--- start Data to use ---
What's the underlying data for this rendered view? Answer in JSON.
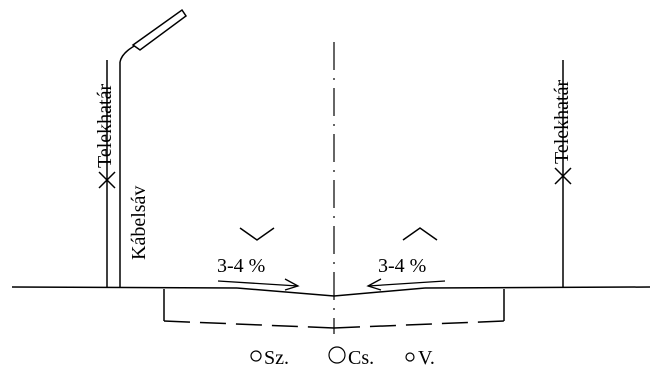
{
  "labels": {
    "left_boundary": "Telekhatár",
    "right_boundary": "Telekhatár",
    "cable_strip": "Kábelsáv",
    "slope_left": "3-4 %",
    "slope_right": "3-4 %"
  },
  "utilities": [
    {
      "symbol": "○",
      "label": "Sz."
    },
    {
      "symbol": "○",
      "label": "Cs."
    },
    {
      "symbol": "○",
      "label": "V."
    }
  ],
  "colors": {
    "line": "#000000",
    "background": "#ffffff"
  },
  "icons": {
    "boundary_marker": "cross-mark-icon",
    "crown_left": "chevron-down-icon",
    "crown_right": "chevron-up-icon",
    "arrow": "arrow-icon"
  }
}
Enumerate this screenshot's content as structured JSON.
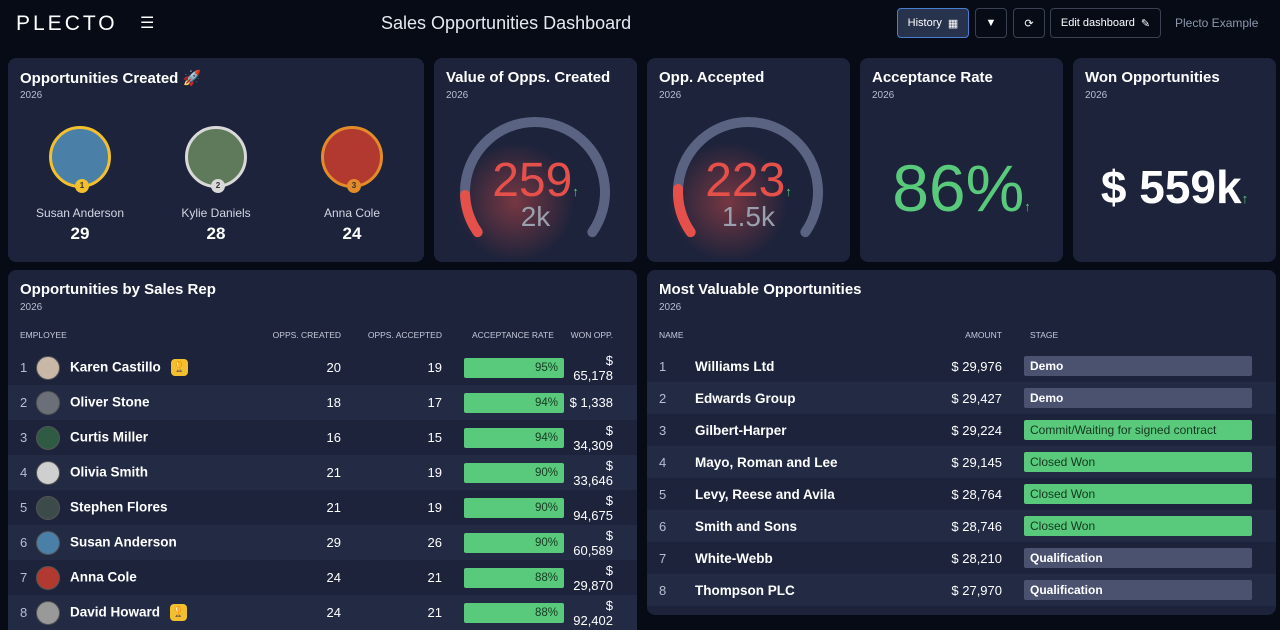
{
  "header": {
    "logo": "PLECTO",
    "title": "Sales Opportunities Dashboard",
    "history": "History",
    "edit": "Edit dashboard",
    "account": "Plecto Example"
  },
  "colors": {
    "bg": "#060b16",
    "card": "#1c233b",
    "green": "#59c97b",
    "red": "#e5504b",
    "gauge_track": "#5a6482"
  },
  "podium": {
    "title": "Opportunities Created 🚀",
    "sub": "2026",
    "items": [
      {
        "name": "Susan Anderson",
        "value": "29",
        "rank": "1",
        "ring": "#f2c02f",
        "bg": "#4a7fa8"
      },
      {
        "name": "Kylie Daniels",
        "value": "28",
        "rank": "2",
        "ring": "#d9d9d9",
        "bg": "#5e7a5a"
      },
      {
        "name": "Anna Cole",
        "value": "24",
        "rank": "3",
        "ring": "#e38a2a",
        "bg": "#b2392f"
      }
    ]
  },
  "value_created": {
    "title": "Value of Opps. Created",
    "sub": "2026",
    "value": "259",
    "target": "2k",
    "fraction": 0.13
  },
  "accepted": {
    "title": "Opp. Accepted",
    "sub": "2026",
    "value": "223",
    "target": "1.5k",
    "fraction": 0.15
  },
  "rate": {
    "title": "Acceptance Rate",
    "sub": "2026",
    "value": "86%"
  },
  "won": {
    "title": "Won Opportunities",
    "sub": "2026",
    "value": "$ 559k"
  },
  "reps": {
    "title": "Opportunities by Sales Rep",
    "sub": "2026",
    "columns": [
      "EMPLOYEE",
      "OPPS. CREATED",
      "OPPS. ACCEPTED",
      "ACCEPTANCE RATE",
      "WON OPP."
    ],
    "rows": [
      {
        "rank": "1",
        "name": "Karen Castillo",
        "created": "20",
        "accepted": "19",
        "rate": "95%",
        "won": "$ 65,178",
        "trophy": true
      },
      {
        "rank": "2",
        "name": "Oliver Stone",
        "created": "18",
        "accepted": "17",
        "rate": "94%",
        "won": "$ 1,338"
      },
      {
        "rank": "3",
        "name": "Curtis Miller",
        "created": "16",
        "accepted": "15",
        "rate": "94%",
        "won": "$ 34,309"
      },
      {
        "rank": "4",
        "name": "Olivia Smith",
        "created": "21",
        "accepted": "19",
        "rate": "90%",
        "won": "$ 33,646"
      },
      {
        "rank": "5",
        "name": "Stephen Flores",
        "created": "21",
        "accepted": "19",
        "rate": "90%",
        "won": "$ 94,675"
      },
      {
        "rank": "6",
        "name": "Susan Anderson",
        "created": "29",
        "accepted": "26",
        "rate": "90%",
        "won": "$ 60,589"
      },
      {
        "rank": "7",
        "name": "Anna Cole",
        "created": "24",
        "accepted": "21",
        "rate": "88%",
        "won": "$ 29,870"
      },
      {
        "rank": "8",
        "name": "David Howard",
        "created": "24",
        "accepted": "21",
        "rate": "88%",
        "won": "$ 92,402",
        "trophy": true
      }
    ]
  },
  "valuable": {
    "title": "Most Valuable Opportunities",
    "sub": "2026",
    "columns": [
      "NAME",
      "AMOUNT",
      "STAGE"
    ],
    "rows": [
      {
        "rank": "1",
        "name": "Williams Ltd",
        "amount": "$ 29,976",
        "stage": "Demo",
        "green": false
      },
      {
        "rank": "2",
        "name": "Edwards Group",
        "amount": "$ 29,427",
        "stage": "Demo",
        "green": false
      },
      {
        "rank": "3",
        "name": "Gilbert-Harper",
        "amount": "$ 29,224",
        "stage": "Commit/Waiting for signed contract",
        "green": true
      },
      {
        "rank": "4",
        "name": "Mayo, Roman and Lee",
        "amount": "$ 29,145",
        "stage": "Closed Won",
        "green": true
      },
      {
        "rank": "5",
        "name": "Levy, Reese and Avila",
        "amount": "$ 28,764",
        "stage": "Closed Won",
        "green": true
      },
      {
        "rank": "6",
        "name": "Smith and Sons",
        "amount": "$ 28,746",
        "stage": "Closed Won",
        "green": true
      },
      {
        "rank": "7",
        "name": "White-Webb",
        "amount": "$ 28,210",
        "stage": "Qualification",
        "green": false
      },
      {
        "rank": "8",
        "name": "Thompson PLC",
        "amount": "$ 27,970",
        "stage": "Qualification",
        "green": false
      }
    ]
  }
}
--- end Data to use ---
--- start Data to use ---
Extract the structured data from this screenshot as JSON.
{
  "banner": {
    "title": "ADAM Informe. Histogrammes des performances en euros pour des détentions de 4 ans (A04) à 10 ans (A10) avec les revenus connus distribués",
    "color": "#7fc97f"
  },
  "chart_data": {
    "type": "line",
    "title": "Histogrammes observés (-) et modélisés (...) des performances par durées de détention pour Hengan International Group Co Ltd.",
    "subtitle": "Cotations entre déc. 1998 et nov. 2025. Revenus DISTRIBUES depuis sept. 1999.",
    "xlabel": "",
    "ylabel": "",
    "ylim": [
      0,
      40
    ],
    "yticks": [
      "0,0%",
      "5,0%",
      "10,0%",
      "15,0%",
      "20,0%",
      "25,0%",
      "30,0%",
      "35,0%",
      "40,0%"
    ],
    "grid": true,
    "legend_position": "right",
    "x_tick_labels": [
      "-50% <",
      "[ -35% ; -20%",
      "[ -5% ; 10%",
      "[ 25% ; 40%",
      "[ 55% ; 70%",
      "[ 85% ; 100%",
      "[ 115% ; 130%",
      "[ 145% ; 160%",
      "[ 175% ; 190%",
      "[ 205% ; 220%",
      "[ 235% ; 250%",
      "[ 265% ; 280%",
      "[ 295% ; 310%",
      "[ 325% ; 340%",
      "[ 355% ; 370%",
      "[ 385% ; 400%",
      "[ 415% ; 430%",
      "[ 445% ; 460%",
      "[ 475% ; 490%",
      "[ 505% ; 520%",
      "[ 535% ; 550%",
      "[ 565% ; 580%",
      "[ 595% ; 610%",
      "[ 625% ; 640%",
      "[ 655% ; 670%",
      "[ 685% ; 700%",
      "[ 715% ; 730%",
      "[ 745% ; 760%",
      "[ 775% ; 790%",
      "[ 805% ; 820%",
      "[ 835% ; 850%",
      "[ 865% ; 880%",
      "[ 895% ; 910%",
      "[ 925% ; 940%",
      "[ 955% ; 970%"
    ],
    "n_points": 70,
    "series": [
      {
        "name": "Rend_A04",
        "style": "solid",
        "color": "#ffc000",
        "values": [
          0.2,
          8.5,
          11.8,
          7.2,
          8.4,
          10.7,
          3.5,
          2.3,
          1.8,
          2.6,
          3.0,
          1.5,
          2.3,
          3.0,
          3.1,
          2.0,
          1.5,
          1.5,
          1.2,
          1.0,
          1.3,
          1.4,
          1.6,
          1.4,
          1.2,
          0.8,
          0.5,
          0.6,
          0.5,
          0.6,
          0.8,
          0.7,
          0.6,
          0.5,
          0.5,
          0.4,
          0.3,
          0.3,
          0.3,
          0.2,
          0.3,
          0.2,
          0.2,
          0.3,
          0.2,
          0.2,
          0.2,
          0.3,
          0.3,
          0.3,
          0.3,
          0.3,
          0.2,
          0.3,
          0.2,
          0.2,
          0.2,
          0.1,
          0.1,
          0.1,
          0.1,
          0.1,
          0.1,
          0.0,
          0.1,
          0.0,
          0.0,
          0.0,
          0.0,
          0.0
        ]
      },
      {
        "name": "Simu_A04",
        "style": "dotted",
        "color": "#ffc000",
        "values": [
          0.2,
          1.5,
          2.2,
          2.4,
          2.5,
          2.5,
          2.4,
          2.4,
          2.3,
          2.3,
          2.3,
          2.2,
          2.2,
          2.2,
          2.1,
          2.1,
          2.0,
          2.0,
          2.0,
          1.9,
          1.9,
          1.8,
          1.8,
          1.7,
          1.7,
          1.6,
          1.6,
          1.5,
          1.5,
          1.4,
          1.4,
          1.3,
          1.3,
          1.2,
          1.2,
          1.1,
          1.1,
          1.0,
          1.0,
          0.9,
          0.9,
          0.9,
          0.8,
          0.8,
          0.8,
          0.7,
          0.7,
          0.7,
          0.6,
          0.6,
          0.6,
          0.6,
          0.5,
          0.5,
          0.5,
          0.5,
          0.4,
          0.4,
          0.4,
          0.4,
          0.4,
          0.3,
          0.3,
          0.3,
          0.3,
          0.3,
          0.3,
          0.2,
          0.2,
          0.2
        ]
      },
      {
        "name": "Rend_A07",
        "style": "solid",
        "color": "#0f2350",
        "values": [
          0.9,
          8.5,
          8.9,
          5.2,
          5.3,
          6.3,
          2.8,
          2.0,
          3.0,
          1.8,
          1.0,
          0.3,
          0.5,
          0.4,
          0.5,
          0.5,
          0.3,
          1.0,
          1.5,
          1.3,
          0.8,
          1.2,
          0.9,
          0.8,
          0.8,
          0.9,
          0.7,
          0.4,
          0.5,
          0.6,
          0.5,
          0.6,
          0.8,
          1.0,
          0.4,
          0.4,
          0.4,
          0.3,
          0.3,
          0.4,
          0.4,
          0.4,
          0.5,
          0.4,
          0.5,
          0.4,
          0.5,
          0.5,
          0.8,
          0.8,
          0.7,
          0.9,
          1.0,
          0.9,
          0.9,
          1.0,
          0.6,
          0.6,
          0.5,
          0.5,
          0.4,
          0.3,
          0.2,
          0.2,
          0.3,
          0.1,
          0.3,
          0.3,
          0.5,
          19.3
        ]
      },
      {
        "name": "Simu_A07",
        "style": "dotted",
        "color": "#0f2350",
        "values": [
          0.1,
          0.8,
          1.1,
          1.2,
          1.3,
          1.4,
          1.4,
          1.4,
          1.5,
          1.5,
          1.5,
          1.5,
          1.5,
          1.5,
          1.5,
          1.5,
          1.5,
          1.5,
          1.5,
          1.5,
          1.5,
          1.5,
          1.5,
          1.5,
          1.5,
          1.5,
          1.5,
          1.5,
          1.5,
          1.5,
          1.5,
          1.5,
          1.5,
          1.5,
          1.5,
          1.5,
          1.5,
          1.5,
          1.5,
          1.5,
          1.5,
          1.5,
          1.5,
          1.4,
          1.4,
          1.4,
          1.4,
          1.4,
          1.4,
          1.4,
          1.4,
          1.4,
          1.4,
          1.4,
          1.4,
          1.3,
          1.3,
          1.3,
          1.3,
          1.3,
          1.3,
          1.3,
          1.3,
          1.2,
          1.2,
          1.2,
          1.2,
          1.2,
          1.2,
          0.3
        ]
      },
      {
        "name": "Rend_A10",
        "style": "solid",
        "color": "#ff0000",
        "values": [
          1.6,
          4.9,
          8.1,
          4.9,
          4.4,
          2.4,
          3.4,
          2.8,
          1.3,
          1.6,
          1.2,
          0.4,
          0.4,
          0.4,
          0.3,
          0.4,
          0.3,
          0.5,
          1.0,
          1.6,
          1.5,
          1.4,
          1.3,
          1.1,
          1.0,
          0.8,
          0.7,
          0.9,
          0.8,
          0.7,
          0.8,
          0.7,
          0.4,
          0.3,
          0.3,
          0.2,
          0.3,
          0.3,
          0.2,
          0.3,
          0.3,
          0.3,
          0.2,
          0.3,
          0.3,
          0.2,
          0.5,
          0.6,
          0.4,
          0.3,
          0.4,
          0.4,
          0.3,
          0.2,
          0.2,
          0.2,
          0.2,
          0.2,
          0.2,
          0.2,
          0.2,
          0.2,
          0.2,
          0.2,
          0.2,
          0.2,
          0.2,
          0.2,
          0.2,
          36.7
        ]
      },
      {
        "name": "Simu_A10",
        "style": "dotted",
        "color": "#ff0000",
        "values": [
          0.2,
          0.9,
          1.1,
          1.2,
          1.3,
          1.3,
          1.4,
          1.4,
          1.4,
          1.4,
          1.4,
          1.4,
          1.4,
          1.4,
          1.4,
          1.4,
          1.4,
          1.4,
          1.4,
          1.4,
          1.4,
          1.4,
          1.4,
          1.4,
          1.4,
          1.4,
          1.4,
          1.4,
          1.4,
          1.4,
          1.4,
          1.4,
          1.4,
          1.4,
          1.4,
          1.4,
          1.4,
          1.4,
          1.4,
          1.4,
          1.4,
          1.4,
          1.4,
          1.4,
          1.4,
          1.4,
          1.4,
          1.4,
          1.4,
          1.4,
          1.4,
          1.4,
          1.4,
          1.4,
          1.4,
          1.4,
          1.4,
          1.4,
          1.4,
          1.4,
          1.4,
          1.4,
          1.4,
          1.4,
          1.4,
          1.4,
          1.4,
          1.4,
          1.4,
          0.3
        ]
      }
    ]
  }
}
--- end Data to use ---
• Written exercise
Where a line contains "JSON", copy that line.

• Solution to this problem
What's the underlying data for this rendered view? Answer in JSON.
Enumerate this screenshot's content as structured JSON.
Extract the structured data from this screenshot as JSON.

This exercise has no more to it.